_Problem to work on_
Transcribe all the records with complete accuracy.

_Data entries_
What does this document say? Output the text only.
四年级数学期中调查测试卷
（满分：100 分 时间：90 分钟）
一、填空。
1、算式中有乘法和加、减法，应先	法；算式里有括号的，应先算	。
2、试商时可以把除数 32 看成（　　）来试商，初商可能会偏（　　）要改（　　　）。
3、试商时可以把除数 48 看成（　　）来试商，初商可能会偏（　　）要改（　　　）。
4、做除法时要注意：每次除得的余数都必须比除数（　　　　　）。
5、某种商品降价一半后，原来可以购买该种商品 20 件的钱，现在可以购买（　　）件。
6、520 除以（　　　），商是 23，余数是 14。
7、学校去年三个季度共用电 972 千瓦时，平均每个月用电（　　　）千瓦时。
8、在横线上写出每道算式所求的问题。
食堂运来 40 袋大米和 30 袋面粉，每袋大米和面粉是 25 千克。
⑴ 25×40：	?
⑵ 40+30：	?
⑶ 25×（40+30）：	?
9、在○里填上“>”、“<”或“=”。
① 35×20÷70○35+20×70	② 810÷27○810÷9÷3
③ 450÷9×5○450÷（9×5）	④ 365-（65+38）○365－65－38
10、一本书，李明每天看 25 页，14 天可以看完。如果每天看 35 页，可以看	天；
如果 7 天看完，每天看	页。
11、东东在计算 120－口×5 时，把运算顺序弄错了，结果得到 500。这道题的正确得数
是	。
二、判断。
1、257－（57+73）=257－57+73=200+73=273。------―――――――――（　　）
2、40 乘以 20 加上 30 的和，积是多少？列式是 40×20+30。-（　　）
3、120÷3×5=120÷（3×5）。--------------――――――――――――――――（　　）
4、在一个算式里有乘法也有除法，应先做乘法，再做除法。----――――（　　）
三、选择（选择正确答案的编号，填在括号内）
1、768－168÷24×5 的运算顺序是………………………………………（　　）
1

_Task output_
What does this document say? Output the text only.
四年级数学期中调查测试卷
（满分：100 分 时间：90 分钟）
一、填空。
1、算式中有乘法和加、减法，应先	法；算式里有括号的，应先算	。
2、试商时可以把除数 32 看成（　　）来试商，初商可能会偏（　　）要改（　　　）。
3、试商时可以把除数 48 看成（　　）来试商，初商可能会偏（　　）要改（　　　）。
4、做除法时要注意：每次除得的余数都必须比除数（　　　　　）。
5、某种商品降价一半后，原来可以购买该种商品 20 件的钱，现在可以购买（　　）件。
6、520 除以（　　　），商是 23，余数是 14。
7、学校去年三个季度共用电 972 千瓦时，平均每个月用电（　　　）千瓦时。
8、在横线上写出每道算式所求的问题。
食堂运来 40 袋大米和 30 袋面粉，每袋大米和面粉是 25 千克。
⑴ 25×40：	?
⑵ 40+30：	?
⑶ 25×（40+30）：	?
9、在○里填上“>”、“<”或“=”。
① 35×20÷70○35+20×70	② 810÷27○810÷9÷3
③ 450÷9×5○450÷（9×5）	④ 365-（65+38）○365－65－38
10、一本书，李明每天看 25 页，14 天可以看完。如果每天看 35 页，可以看	天；
如果 7 天看完，每天看	页。
11、东东在计算 120－口×5 时，把运算顺序弄错了，结果得到 500。这道题的正确得数
是	。
二、判断。
1、257－（57+73）=257－57+73=200+73=273。------―――――――――（　　）
2、40 乘以 20 加上 30 的和，积是多少？列式是 40×20+30。-（　　）
3、120÷3×5=120÷（3×5）。--------------――――――――――――――――（　　）
4、在一个算式里有乘法也有除法，应先做乘法，再做除法。----――――（　　）
三、选择（选择正确答案的编号，填在括号内）
1、768－168÷24×5 的运算顺序是………………………………………（　　）
1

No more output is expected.